— Start Available data —
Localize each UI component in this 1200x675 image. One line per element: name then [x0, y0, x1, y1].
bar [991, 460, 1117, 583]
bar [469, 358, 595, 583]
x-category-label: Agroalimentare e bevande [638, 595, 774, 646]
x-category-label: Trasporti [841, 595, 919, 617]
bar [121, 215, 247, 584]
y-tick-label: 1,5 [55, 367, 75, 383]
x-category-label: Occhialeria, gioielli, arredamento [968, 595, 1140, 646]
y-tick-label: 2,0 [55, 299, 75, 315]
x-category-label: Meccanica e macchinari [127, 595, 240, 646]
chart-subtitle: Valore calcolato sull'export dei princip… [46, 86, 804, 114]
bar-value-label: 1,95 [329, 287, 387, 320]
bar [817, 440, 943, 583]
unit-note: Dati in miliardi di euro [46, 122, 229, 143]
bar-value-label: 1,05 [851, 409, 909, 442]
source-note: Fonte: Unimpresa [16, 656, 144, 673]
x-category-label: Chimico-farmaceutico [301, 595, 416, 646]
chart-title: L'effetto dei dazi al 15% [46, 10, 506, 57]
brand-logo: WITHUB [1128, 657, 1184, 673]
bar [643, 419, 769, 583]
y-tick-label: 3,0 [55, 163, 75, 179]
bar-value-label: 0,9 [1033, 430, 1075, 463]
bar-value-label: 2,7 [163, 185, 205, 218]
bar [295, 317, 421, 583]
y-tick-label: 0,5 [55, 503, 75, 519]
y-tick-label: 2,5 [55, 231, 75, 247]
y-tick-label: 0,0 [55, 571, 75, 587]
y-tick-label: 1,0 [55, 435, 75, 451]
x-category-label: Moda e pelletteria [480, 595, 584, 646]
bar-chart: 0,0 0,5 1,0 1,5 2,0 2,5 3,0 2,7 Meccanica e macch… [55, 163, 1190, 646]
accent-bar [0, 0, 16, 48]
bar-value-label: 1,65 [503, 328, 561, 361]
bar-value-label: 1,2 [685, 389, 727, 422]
— End Available data —
— Start Available data —
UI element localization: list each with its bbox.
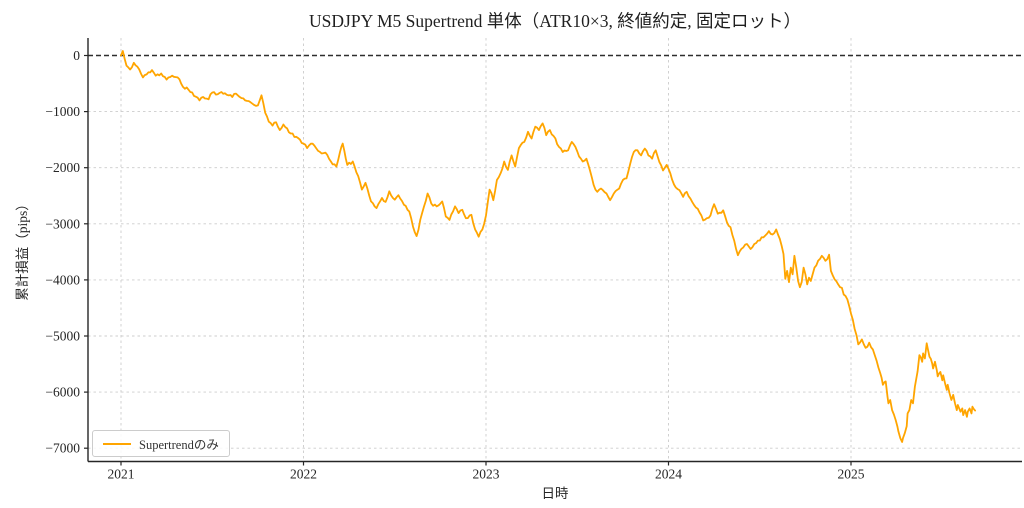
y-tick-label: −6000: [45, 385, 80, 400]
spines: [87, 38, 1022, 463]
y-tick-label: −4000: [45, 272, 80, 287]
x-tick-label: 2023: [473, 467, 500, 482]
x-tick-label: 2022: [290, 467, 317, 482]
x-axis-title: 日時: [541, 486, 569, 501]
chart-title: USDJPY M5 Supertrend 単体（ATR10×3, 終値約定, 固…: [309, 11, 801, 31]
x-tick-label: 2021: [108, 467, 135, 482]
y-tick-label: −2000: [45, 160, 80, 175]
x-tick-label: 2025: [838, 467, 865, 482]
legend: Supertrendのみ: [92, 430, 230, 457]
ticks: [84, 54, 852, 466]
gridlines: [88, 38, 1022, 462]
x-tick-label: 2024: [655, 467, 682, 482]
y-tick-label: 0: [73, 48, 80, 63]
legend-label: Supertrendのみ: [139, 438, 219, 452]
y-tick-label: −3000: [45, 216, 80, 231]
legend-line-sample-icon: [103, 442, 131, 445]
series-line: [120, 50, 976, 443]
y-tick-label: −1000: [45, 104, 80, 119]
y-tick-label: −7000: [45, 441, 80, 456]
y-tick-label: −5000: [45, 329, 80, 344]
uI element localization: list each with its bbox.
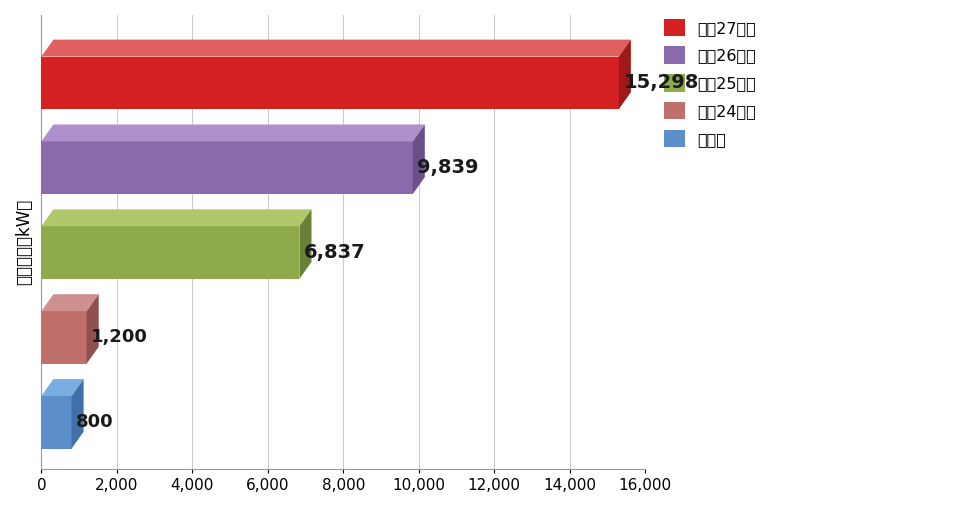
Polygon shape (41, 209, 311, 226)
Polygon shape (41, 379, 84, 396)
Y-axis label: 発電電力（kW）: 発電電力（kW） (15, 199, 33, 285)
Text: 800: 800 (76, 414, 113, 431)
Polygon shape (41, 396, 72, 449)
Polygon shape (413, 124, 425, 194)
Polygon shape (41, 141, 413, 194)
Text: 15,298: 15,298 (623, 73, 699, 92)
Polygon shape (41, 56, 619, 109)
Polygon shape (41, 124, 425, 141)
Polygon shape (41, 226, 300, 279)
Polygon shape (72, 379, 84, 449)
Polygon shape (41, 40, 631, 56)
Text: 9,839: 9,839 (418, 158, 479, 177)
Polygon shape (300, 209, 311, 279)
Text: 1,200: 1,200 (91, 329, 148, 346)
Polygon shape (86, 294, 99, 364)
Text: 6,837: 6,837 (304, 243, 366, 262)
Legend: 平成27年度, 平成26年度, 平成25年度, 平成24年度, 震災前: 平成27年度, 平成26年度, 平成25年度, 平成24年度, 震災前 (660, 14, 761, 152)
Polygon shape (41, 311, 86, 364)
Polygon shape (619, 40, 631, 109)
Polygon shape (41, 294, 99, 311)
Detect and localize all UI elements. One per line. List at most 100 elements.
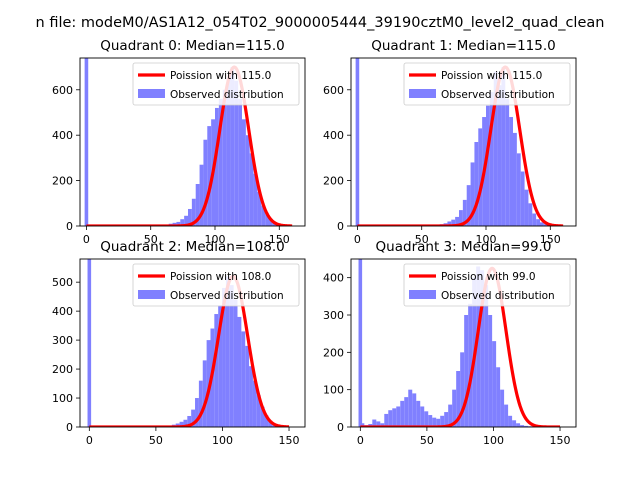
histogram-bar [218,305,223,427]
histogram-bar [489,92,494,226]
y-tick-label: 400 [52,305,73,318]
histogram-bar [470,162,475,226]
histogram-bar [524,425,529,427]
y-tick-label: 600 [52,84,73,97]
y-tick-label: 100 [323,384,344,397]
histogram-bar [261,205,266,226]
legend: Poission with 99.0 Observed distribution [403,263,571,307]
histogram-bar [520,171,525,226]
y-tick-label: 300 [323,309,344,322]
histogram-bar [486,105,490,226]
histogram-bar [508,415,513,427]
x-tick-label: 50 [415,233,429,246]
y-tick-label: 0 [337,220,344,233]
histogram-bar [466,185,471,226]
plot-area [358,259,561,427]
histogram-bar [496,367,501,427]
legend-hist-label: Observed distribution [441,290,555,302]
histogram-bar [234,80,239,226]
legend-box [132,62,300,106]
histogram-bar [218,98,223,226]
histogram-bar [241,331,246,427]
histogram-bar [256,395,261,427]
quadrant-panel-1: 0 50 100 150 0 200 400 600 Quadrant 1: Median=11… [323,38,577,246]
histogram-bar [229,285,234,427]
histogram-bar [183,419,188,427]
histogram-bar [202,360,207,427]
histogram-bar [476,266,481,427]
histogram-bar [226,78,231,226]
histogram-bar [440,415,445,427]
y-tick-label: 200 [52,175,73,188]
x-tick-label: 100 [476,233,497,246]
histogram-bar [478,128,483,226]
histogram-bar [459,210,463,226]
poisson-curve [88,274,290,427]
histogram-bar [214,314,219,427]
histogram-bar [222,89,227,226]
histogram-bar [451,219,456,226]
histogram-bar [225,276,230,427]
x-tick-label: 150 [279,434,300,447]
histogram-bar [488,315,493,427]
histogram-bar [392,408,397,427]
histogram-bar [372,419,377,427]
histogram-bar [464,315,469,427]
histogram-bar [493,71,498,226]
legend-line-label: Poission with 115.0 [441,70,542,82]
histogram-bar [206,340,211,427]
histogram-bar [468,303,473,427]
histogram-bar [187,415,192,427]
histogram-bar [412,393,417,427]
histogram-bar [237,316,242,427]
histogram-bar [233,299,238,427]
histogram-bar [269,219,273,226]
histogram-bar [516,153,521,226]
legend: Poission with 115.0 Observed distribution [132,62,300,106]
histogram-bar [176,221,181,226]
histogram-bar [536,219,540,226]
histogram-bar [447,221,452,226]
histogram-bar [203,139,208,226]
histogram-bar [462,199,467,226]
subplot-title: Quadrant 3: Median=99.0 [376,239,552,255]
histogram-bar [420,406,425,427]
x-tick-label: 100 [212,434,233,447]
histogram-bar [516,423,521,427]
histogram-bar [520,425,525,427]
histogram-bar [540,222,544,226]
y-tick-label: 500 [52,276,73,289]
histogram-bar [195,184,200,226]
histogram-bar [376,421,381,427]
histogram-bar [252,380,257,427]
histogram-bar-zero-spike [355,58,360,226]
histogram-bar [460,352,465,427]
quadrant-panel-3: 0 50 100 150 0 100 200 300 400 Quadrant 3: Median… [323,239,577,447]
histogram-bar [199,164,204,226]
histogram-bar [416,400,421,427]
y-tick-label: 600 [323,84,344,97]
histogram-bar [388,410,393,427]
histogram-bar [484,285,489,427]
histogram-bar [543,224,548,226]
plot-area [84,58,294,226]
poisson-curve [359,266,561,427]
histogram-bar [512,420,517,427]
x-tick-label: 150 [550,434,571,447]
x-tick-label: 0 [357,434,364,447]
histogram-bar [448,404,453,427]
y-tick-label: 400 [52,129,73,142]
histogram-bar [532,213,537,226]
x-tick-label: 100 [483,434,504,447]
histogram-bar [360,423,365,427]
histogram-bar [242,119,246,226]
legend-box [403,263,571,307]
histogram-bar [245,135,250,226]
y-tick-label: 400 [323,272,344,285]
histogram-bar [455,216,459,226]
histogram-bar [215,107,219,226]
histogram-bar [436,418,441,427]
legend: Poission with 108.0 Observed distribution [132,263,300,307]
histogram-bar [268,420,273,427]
— End Available data —
Your task — In the rows running from the line containing "Localize each UI" through the line containing "y-tick-label: 0,0 [55, 571, 75, 587]", switch every "x-category-label" to "x-axis-category-label" and reproduce those lines with nothing else altered.

Solution for this task —
Localize each UI component in this 1200x675 image. One line per element: name then [x0, y0, x1, y1].
bar [991, 460, 1117, 583]
bar [469, 358, 595, 583]
x-axis-category-label: Agroalimentare e bevande [638, 595, 774, 646]
x-axis-category-label: Trasporti [841, 595, 919, 617]
bar [121, 215, 247, 584]
y-tick-label: 1,5 [55, 367, 75, 383]
x-axis-category-label: Occhialeria, gioielli, arredamento [968, 595, 1140, 646]
y-tick-label: 2,0 [55, 299, 75, 315]
x-axis-category-label: Meccanica e macchinari [127, 595, 240, 646]
chart-subtitle: Valore calcolato sull'export dei princip… [46, 86, 804, 114]
bar-value-label: 1,95 [329, 287, 387, 320]
bar [817, 440, 943, 583]
unit-note: Dati in miliardi di euro [46, 122, 229, 143]
bar-value-label: 1,05 [851, 409, 909, 442]
source-note: Fonte: Unimpresa [16, 656, 144, 673]
x-axis-category-label: Chimico-farmaceutico [301, 595, 416, 646]
chart-title: L'effetto dei dazi al 15% [46, 10, 506, 57]
brand-logo: WITHUB [1128, 657, 1184, 673]
bar [643, 419, 769, 583]
y-tick-label: 3,0 [55, 163, 75, 179]
bar-value-label: 0,9 [1033, 430, 1075, 463]
bar-value-label: 2,7 [163, 185, 205, 218]
bar [295, 317, 421, 583]
y-tick-label: 0,5 [55, 503, 75, 519]
y-tick-label: 2,5 [55, 231, 75, 247]
y-tick-label: 0,0 [55, 571, 75, 587]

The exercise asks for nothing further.